TASK DESCRIPTION -
Reproduce all records exactly.

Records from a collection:
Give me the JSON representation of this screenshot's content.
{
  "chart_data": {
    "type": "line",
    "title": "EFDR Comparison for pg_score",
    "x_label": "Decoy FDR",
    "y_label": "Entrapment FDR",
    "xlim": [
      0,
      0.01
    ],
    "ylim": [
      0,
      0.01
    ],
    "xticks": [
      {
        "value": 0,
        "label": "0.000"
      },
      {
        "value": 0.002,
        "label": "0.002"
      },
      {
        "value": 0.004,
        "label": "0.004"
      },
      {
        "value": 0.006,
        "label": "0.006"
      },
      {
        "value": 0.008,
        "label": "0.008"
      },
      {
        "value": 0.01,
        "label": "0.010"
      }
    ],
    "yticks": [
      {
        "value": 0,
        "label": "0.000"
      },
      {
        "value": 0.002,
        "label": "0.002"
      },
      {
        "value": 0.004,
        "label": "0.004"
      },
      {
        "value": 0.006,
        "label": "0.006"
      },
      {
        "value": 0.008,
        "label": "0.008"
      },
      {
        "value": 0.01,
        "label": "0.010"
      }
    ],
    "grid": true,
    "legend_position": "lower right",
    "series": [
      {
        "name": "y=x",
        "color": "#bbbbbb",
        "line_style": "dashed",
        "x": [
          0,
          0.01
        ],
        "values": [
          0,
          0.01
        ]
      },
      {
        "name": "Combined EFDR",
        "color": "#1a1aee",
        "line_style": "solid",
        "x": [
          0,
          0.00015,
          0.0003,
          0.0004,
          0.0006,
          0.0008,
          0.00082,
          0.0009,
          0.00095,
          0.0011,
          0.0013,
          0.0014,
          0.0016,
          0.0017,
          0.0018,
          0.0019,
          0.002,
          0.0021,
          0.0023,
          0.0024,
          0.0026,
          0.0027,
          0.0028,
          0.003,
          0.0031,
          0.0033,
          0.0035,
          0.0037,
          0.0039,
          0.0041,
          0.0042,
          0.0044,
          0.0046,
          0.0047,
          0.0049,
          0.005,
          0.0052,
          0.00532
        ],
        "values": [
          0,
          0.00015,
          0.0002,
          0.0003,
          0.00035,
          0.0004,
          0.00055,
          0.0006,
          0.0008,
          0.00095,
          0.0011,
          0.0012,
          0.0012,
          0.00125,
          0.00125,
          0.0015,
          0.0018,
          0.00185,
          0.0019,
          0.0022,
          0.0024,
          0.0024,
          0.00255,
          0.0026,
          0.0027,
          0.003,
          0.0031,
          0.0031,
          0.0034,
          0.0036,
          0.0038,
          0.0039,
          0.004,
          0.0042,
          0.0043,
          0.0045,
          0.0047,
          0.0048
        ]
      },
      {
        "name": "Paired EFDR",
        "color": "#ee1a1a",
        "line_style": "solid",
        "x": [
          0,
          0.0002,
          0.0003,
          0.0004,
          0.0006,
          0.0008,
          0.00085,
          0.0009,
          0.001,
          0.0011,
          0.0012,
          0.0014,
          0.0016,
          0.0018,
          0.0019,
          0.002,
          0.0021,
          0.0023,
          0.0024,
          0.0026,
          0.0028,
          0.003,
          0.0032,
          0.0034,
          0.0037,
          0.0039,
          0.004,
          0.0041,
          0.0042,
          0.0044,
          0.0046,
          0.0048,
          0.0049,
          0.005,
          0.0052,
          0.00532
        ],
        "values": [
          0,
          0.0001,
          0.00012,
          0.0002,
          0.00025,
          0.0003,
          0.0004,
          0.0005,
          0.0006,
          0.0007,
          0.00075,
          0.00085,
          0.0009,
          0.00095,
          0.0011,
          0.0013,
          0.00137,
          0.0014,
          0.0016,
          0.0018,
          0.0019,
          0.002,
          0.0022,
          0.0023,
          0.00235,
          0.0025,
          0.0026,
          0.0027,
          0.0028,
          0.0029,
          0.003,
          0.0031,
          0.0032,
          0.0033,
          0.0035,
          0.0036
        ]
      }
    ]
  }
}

RESULT OF THIS TASK -
Give me the JSON representation of this screenshot's content.
{
  "chart_data": {
    "type": "line",
    "title": "EFDR Comparison for pg_score",
    "x_label": "Decoy FDR",
    "y_label": "Entrapment FDR",
    "xlim": [
      0,
      0.01
    ],
    "ylim": [
      0,
      0.01
    ],
    "xticks": [
      {
        "value": 0,
        "label": "0.000"
      },
      {
        "value": 0.002,
        "label": "0.002"
      },
      {
        "value": 0.004,
        "label": "0.004"
      },
      {
        "value": 0.006,
        "label": "0.006"
      },
      {
        "value": 0.008,
        "label": "0.008"
      },
      {
        "value": 0.01,
        "label": "0.010"
      }
    ],
    "yticks": [
      {
        "value": 0,
        "label": "0.000"
      },
      {
        "value": 0.002,
        "label": "0.002"
      },
      {
        "value": 0.004,
        "label": "0.004"
      },
      {
        "value": 0.006,
        "label": "0.006"
      },
      {
        "value": 0.008,
        "label": "0.008"
      },
      {
        "value": 0.01,
        "label": "0.010"
      }
    ],
    "grid": true,
    "legend_position": "lower right",
    "series": [
      {
        "name": "y=x",
        "color": "#bbbbbb",
        "line_style": "dashed",
        "x": [
          0,
          0.01
        ],
        "values": [
          0,
          0.01
        ]
      },
      {
        "name": "Combined EFDR",
        "color": "#1a1aee",
        "line_style": "solid",
        "x": [
          0,
          0.00015,
          0.0003,
          0.0004,
          0.0006,
          0.0008,
          0.00082,
          0.0009,
          0.00095,
          0.0011,
          0.0013,
          0.0014,
          0.0016,
          0.0017,
          0.0018,
          0.0019,
          0.002,
          0.0021,
          0.0023,
          0.0024,
          0.0026,
          0.0027,
          0.0028,
          0.003,
          0.0031,
          0.0033,
          0.0035,
          0.0037,
          0.0039,
          0.0041,
          0.0042,
          0.0044,
          0.0046,
          0.0047,
          0.0049,
          0.005,
          0.0052,
          0.00532
        ],
        "values": [
          0,
          0.00015,
          0.0002,
          0.0003,
          0.00035,
          0.0004,
          0.00055,
          0.0006,
          0.0008,
          0.00095,
          0.0011,
          0.0012,
          0.0012,
          0.00125,
          0.00125,
          0.0015,
          0.0018,
          0.00185,
          0.0019,
          0.0022,
          0.0024,
          0.0024,
          0.00255,
          0.0026,
          0.0027,
          0.003,
          0.0031,
          0.0031,
          0.0034,
          0.0036,
          0.0038,
          0.0039,
          0.004,
          0.0042,
          0.0043,
          0.0045,
          0.0047,
          0.0048
        ]
      },
      {
        "name": "Paired EFDR",
        "color": "#ee1a1a",
        "line_style": "solid",
        "x": [
          0,
          0.0002,
          0.0003,
          0.0004,
          0.0006,
          0.0008,
          0.00085,
          0.0009,
          0.001,
          0.0011,
          0.0012,
          0.0014,
          0.0016,
          0.0018,
          0.0019,
          0.002,
          0.0021,
          0.0023,
          0.0024,
          0.0026,
          0.0028,
          0.003,
          0.0032,
          0.0034,
          0.0037,
          0.0039,
          0.004,
          0.0041,
          0.0042,
          0.0044,
          0.0046,
          0.0048,
          0.0049,
          0.005,
          0.0052,
          0.00532
        ],
        "values": [
          0,
          0.0001,
          0.00012,
          0.0002,
          0.00025,
          0.0003,
          0.0004,
          0.0005,
          0.0006,
          0.0007,
          0.00075,
          0.00085,
          0.0009,
          0.00095,
          0.0011,
          0.0013,
          0.00137,
          0.0014,
          0.0016,
          0.0018,
          0.0019,
          0.002,
          0.0022,
          0.0023,
          0.00235,
          0.0025,
          0.0026,
          0.0027,
          0.0028,
          0.0029,
          0.003,
          0.0031,
          0.0032,
          0.0033,
          0.0035,
          0.0036
        ]
      }
    ]
  }
}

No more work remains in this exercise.